-- WHAT IS EXPECTED --
Repeat what the lines below say, word for word, and skip every image.

-- MATERIAL FOR THIS EXERCISE --

▬▬▬▬▬▬

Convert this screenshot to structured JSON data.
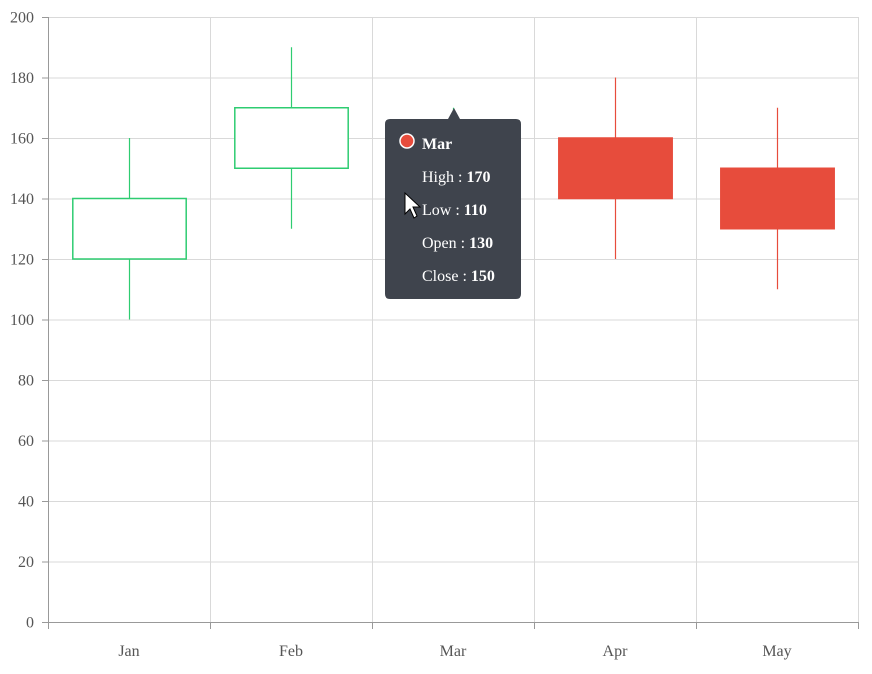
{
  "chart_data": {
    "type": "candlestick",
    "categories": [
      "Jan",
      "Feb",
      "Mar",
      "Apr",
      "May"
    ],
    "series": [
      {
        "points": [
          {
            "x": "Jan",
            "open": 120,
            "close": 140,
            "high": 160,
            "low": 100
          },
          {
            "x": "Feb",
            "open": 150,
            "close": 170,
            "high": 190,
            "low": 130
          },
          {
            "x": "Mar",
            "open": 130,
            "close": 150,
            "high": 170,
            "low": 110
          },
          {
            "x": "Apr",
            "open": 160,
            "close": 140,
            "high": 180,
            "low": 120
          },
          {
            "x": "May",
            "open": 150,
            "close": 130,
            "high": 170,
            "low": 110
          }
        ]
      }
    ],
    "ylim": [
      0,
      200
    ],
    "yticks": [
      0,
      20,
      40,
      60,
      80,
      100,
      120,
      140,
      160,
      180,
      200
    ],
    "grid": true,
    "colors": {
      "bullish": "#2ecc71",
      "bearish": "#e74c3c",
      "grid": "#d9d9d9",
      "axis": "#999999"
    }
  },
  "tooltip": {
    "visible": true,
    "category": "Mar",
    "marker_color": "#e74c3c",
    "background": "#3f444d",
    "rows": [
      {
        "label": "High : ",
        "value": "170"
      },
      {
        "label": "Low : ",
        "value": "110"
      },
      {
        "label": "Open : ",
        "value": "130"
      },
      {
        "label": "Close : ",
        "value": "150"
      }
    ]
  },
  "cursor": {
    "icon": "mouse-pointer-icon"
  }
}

▬▬▬▬▬▬

-- CORRECT RESULT --
Convert this screenshot to structured JSON data.
{
  "chart_data": {
    "type": "candlestick",
    "categories": [
      "Jan",
      "Feb",
      "Mar",
      "Apr",
      "May"
    ],
    "series": [
      {
        "points": [
          {
            "x": "Jan",
            "open": 120,
            "close": 140,
            "high": 160,
            "low": 100
          },
          {
            "x": "Feb",
            "open": 150,
            "close": 170,
            "high": 190,
            "low": 130
          },
          {
            "x": "Mar",
            "open": 130,
            "close": 150,
            "high": 170,
            "low": 110
          },
          {
            "x": "Apr",
            "open": 160,
            "close": 140,
            "high": 180,
            "low": 120
          },
          {
            "x": "May",
            "open": 150,
            "close": 130,
            "high": 170,
            "low": 110
          }
        ]
      }
    ],
    "ylim": [
      0,
      200
    ],
    "yticks": [
      0,
      20,
      40,
      60,
      80,
      100,
      120,
      140,
      160,
      180,
      200
    ],
    "grid": true,
    "colors": {
      "bullish": "#2ecc71",
      "bearish": "#e74c3c",
      "grid": "#d9d9d9",
      "axis": "#999999"
    }
  },
  "tooltip": {
    "visible": true,
    "category": "Mar",
    "marker_color": "#e74c3c",
    "background": "#3f444d",
    "rows": [
      {
        "label": "High : ",
        "value": "170"
      },
      {
        "label": "Low : ",
        "value": "110"
      },
      {
        "label": "Open : ",
        "value": "130"
      },
      {
        "label": "Close : ",
        "value": "150"
      }
    ]
  },
  "cursor": {
    "icon": "mouse-pointer-icon"
  }
}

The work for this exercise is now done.